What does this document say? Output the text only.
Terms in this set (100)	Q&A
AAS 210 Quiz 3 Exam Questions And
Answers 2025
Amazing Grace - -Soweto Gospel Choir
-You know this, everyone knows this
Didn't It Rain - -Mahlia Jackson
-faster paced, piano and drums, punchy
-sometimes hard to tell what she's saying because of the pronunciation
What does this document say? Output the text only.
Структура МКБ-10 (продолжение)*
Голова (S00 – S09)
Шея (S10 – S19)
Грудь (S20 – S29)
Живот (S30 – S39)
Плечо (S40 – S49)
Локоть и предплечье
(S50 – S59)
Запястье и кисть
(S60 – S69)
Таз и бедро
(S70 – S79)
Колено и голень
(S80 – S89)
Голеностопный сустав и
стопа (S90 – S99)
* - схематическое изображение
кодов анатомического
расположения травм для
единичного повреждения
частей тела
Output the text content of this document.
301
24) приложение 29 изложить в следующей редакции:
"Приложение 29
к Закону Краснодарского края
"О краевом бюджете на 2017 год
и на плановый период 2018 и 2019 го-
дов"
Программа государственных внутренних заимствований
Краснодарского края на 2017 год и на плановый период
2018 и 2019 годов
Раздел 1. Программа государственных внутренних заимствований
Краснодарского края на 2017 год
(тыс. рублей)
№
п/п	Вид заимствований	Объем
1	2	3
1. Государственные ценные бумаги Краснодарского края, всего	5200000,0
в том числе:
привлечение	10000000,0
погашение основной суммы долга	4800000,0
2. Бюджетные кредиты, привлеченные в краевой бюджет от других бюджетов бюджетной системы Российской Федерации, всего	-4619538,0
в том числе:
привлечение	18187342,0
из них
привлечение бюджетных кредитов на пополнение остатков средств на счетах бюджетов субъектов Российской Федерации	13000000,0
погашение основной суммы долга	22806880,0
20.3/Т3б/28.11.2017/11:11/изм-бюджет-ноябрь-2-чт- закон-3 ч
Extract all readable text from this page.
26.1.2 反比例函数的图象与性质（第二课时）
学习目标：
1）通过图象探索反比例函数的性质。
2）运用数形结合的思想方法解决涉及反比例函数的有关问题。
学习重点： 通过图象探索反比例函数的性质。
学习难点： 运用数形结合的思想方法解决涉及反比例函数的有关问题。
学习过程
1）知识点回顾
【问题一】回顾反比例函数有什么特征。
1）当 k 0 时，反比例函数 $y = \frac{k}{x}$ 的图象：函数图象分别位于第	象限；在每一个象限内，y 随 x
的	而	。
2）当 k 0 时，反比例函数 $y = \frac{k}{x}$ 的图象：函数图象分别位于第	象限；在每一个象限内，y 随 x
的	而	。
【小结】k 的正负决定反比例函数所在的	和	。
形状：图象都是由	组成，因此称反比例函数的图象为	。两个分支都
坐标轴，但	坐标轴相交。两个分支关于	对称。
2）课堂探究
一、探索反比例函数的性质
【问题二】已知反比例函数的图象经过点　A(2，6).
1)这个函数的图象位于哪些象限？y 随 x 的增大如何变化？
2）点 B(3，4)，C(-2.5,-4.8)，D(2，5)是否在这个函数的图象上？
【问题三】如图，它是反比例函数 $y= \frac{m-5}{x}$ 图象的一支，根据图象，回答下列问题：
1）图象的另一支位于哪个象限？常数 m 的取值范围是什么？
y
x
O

------------------------------------

- AIM:
Please repeat the material above, word for word and in full.

- EXERCISE OUTPUT:
What does this document say? Output the text only.
Terms in this set (100)	Q&A
AAS 210 Quiz 3 Exam Questions And
Answers 2025
Amazing Grace - -Soweto Gospel Choir
-You know this, everyone knows this
Didn't It Rain - -Mahlia Jackson
-faster paced, piano and drums, punchy
-sometimes hard to tell what she's saying because of the pronunciation
What does this document say? Output the text only.
Структура МКБ-10 (продолжение)*
Голова (S00 – S09)
Шея (S10 – S19)
Грудь (S20 – S29)
Живот (S30 – S39)
Плечо (S40 – S49)
Локоть и предплечье
(S50 – S59)
Запястье и кисть
(S60 – S69)
Таз и бедро
(S70 – S79)
Колено и голень
(S80 – S89)
Голеностопный сустав и
стопа (S90 – S99)
* - схематическое изображение
кодов анатомического
расположения травм для
единичного повреждения
частей тела
Output the text content of this document.
301
24) приложение 29 изложить в следующей редакции:
"Приложение 29
к Закону Краснодарского края
"О краевом бюджете на 2017 год
и на плановый период 2018 и 2019 го-
дов"
Программа государственных внутренних заимствований
Краснодарского края на 2017 год и на плановый период
2018 и 2019 годов
Раздел 1. Программа государственных внутренних заимствований
Краснодарского края на 2017 год
(тыс. рублей)
№
п/п	Вид заимствований	Объем
1	2	3
1. Государственные ценные бумаги Краснодарского края, всего	5200000,0
в том числе:
привлечение	10000000,0
погашение основной суммы долга	4800000,0
2. Бюджетные кредиты, привлеченные в краевой бюджет от других бюджетов бюджетной системы Российской Федерации, всего	-4619538,0
в том числе:
привлечение	18187342,0
из них
привлечение бюджетных кредитов на пополнение остатков средств на счетах бюджетов субъектов Российской Федерации	13000000,0
погашение основной суммы долга	22806880,0
20.3/Т3б/28.11.2017/11:11/изм-бюджет-ноябрь-2-чт- закон-3 ч
Extract all readable text from this page.
26.1.2 反比例函数的图象与性质（第二课时）
学习目标：
1）通过图象探索反比例函数的性质。
2）运用数形结合的思想方法解决涉及反比例函数的有关问题。
学习重点： 通过图象探索反比例函数的性质。
学习难点： 运用数形结合的思想方法解决涉及反比例函数的有关问题。
学习过程
1）知识点回顾
【问题一】回顾反比例函数有什么特征。
1）当 k 0 时，反比例函数 $y = \frac{k}{x}$ 的图象：函数图象分别位于第	象限；在每一个象限内，y 随 x
的	而	。
2）当 k 0 时，反比例函数 $y = \frac{k}{x}$ 的图象：函数图象分别位于第	象限；在每一个象限内，y 随 x
的	而	。
【小结】k 的正负决定反比例函数所在的	和	。
形状：图象都是由	组成，因此称反比例函数的图象为	。两个分支都
坐标轴，但	坐标轴相交。两个分支关于	对称。
2）课堂探究
一、探索反比例函数的性质
【问题二】已知反比例函数的图象经过点　A(2，6).
1)这个函数的图象位于哪些象限？y 随 x 的增大如何变化？
2）点 B(3，4)，C(-2.5,-4.8)，D(2，5)是否在这个函数的图象上？
【问题三】如图，它是反比例函数 $y= \frac{m-5}{x}$ 图象的一支，根据图象，回答下列问题：
1）图象的另一支位于哪个象限？常数 m 的取值范围是什么？
y
x
O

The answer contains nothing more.